DATA SECTION —

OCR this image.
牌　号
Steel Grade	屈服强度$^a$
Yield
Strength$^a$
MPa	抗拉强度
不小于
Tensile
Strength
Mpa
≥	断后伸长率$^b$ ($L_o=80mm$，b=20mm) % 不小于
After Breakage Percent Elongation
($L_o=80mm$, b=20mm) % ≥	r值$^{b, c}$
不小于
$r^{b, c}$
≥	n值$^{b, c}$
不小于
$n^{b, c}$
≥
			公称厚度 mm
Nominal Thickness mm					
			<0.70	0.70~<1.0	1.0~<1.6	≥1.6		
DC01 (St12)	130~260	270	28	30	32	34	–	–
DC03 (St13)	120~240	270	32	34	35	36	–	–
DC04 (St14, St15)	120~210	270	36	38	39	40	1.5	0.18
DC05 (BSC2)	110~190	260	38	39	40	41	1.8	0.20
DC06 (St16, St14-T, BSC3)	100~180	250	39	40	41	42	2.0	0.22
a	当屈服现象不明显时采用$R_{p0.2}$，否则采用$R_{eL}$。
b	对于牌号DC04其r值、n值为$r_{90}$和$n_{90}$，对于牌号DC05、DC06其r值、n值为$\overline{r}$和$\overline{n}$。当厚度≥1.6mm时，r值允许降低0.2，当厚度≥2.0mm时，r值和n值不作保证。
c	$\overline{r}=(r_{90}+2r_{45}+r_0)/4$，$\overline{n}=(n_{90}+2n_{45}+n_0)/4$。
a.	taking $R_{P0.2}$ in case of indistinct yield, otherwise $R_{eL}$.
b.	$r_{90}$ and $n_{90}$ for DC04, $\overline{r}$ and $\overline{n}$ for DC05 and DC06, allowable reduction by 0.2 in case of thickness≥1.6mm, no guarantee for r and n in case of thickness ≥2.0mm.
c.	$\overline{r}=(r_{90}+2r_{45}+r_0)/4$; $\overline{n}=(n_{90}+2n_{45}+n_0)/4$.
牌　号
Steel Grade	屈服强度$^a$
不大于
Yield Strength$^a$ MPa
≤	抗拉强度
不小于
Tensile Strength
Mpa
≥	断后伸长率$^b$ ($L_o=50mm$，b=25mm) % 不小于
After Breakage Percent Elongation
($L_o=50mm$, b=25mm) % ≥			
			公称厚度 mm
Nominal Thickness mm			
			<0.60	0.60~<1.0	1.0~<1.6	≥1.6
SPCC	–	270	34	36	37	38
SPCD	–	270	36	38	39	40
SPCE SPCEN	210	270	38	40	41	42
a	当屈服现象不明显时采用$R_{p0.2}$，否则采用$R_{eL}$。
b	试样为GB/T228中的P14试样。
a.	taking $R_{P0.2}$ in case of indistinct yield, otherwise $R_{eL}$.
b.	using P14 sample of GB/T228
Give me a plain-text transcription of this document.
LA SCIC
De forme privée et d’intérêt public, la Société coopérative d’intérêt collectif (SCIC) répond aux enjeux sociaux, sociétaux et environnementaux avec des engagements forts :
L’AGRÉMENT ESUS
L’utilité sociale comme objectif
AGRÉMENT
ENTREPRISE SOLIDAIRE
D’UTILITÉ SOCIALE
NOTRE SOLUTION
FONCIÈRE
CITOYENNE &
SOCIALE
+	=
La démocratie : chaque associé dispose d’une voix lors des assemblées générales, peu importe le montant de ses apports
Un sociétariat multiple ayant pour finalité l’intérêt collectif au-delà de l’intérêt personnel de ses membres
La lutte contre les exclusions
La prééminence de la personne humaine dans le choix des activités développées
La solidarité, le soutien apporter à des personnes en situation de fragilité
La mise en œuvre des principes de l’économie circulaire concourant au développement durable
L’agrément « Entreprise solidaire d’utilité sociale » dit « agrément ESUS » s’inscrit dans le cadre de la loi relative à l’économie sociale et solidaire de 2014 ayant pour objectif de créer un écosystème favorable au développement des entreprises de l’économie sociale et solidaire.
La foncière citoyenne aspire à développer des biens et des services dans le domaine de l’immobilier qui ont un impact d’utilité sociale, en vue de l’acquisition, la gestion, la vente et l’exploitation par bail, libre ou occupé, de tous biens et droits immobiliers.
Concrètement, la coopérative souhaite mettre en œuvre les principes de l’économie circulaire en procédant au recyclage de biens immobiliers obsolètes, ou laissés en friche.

GIVEN TASK —
Among these entries, how many lines include the string "immobiliers"? Reply with the number by itself.

OUTPUT FOR THIS EXERCISE —
2